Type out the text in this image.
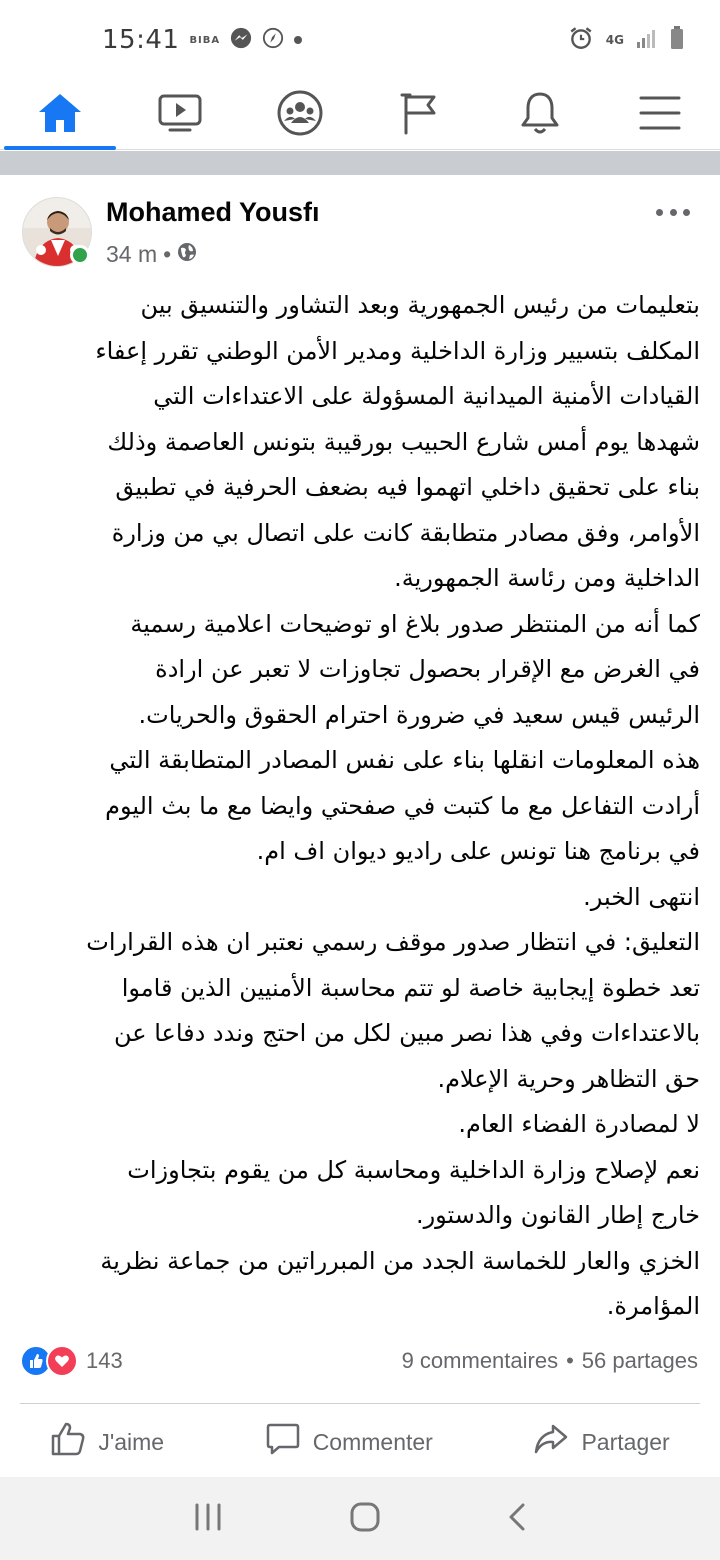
15:41 BIBA	4G
Mohamed Yousfı
34 m •

بتعليمات من رئيس الجمهورية وبعد التشاور والتنسيق بين

المكلف بتسيير وزارة الداخلية ومدير الأمن الوطني تقرر إعفاء

القيادات الأمنية الميدانية المسؤولة على الاعتداءات التي

شهدها يوم أمس شارع الحبيب بورقيبة بتونس العاصمة وذلك

بناء على تحقيق داخلي اتهموا فيه بضعف الحرفية في تطبيق

الأوامر، وفق مصادر متطابقة كانت على اتصال بي من وزارة

الداخلية ومن رئاسة الجمهورية.

كما أنه من المنتظر صدور بلاغ او توضيحات اعلامية رسمية

في الغرض مع الإقرار بحصول تجاوزات لا تعبر عن ارادة

الرئيس قيس سعيد في ضرورة احترام الحقوق والحريات.

هذه المعلومات انقلها بناء على نفس المصادر المتطابقة التي

أرادت التفاعل مع ما كتبت في صفحتي وايضا مع ما بث اليوم

في برنامج هنا تونس على راديو ديوان اف ام.

انتهى الخبر.

التعليق: في انتظار صدور موقف رسمي نعتبر ان هذه القرارات

تعد خطوة إيجابية خاصة لو تتم محاسبة الأمنيين الذين قاموا

بالاعتداءات وفي هذا نصر مبين لكل من احتج وندد دفاعا عن

حق التظاهر وحرية الإعلام.

لا لمصادرة الفضاء العام.

نعم لإصلاح وزارة الداخلية ومحاسبة كل من يقوم بتجاوزات

خارج إطار القانون والدستور.

الخزي والعار للخماسة الجدد من المبرراتين من جماعة نظرية

المؤامرة.

143	9 commentaires • 56 partages
J'aime	Commenter	Partager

______

Do this:
Copy out all lines from the material above that contain the string "بناء".

The answer:
بناء على تحقيق داخلي اتهموا فيه بضعف الحرفية في تطبيق
هذه المعلومات انقلها بناء على نفس المصادر المتطابقة التي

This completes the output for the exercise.